> **Data**:
•••••
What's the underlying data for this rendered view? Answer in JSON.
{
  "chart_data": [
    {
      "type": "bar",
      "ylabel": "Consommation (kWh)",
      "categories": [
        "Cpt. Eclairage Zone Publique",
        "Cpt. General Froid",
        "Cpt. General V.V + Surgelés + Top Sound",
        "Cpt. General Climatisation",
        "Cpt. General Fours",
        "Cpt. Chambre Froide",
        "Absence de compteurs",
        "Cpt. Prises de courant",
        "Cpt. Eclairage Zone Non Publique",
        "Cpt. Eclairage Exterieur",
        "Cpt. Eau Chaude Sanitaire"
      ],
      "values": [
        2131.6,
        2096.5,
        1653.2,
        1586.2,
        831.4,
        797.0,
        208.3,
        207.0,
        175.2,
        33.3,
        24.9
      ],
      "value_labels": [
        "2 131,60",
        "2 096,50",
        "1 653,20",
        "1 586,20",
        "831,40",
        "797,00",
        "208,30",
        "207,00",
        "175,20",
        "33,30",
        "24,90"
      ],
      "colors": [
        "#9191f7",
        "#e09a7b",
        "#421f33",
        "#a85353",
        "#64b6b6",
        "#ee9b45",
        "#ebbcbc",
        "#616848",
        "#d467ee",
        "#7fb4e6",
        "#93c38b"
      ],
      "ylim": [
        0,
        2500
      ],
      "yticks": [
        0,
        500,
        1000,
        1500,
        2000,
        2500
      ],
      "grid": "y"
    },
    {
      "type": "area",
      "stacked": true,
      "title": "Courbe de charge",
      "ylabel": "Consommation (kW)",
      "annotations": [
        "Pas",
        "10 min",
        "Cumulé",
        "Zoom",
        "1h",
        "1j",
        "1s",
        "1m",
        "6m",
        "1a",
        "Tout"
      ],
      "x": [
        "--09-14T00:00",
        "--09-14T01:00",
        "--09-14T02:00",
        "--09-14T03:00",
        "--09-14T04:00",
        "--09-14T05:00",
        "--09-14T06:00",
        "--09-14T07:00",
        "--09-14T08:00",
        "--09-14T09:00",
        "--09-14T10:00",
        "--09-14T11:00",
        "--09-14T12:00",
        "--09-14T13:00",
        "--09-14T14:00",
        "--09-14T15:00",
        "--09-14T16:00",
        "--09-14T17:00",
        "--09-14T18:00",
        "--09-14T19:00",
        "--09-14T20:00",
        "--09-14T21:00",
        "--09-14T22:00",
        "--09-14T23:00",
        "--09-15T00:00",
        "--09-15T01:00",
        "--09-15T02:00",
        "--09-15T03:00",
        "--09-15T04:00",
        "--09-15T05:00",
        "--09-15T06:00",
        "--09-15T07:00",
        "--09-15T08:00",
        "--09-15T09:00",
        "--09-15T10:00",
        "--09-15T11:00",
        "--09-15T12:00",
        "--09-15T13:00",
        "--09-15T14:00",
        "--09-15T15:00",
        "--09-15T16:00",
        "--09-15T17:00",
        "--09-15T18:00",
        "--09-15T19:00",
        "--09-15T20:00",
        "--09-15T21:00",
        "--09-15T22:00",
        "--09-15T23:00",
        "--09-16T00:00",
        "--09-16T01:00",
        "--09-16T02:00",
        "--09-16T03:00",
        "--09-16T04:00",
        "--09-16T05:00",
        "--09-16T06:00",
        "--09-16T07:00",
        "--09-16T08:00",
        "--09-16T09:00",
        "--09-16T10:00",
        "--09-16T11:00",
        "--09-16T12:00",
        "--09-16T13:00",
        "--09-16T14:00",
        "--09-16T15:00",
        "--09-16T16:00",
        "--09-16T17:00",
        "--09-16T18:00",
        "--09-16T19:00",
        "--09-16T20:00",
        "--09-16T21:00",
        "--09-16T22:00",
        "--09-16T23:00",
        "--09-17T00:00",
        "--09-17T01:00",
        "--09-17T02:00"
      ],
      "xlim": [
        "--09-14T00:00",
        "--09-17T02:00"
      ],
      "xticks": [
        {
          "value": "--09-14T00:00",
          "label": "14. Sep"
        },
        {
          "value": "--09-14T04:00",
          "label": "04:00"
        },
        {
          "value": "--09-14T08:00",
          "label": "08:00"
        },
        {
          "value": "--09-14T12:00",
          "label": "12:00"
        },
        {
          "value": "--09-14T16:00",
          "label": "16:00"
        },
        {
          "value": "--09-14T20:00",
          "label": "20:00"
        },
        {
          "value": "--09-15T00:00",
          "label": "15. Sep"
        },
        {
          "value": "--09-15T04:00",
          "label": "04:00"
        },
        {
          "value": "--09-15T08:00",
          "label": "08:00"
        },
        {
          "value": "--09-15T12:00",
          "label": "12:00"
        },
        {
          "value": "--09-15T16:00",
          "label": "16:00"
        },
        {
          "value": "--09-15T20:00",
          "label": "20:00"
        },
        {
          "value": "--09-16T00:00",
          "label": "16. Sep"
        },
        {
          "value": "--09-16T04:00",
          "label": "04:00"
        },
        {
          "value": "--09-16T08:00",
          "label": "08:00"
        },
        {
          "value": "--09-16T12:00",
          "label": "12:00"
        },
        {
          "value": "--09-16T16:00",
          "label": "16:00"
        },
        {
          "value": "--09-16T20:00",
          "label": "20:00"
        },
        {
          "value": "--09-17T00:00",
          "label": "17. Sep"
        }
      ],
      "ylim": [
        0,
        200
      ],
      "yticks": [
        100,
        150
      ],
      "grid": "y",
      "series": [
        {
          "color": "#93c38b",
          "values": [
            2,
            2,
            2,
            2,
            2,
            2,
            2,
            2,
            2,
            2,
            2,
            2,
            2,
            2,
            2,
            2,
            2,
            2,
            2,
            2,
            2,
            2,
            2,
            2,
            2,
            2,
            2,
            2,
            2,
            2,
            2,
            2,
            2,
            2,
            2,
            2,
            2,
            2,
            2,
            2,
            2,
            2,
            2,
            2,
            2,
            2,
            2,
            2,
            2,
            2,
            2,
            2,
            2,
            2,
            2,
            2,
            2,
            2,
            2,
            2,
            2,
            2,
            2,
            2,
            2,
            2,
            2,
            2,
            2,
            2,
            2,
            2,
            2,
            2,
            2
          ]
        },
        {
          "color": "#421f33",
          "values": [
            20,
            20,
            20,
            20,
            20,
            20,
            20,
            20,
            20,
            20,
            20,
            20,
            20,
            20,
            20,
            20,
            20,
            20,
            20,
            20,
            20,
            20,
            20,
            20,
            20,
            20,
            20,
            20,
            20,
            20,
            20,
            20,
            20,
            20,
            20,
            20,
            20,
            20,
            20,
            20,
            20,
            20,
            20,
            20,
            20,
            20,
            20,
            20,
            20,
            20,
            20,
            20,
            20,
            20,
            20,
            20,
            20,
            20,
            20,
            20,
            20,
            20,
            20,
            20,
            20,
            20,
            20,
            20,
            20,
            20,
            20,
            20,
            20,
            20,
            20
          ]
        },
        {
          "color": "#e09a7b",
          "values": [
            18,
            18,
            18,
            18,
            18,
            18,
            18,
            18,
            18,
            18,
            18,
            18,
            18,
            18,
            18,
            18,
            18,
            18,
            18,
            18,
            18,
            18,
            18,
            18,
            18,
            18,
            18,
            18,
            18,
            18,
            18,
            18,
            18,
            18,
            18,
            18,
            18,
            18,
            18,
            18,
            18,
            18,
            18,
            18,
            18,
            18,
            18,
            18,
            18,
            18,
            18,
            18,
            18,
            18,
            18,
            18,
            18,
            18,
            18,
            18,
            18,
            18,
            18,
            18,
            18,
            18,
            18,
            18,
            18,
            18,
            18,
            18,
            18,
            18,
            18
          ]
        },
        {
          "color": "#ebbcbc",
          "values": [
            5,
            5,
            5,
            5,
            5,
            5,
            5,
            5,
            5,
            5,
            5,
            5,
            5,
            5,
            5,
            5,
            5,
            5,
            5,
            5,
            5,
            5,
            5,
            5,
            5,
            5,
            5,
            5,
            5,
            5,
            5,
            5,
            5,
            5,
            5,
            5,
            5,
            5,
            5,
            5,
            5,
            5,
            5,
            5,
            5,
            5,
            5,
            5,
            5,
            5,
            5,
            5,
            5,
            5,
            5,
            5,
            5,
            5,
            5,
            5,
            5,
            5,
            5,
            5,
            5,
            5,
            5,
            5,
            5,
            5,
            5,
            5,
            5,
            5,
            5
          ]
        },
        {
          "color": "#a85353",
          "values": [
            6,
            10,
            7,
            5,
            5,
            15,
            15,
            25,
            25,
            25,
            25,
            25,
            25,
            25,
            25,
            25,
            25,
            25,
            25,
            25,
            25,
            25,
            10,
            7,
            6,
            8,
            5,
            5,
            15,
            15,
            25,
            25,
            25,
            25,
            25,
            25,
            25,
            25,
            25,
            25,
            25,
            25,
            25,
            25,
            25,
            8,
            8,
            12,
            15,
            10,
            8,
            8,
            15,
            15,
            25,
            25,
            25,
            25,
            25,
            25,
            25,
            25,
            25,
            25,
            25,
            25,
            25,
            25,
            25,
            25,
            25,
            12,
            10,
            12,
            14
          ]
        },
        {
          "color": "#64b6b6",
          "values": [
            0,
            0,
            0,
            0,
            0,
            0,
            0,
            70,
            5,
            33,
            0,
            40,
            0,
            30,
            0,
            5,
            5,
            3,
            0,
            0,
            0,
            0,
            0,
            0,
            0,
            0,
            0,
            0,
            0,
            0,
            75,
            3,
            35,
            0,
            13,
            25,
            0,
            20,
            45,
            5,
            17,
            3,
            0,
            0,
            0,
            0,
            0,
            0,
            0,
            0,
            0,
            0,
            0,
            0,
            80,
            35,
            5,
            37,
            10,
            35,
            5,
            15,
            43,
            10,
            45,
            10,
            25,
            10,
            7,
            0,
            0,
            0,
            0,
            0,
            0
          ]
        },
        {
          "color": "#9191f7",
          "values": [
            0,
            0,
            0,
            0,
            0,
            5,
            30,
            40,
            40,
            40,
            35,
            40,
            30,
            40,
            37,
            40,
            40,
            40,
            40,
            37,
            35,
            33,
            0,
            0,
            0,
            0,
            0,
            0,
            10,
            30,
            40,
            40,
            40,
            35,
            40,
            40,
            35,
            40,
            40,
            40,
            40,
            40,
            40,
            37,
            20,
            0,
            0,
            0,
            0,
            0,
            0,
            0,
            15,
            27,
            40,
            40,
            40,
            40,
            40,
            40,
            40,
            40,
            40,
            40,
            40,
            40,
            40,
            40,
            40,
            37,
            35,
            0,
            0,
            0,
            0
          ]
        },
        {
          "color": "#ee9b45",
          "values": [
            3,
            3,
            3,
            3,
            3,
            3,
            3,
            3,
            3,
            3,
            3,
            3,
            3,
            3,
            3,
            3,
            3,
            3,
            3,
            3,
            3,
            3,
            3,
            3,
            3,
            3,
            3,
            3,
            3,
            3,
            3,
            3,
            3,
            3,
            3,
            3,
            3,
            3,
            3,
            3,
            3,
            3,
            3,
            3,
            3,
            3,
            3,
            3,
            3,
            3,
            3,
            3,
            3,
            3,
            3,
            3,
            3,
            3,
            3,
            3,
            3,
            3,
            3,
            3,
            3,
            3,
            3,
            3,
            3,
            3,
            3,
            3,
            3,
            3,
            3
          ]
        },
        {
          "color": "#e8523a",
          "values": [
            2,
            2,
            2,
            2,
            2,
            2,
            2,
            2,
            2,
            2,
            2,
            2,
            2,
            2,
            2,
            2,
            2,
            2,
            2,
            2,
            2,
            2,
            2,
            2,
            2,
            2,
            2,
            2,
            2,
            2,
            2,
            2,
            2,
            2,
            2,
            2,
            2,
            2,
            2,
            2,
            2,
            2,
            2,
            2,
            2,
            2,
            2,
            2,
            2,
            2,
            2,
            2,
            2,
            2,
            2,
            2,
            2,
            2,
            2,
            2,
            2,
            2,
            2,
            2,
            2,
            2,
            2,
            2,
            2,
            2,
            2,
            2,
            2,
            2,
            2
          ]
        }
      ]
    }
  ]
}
•••••
> **Exercise directions**: Take every line from the records above that has the word "Eclairage" and copy it.

> **Result for this exercise**:
        "Cpt. Eclairage Zone Publique",
        "Cpt. Eclairage Zone Non Publique",
        "Cpt. Eclairage Exterieur",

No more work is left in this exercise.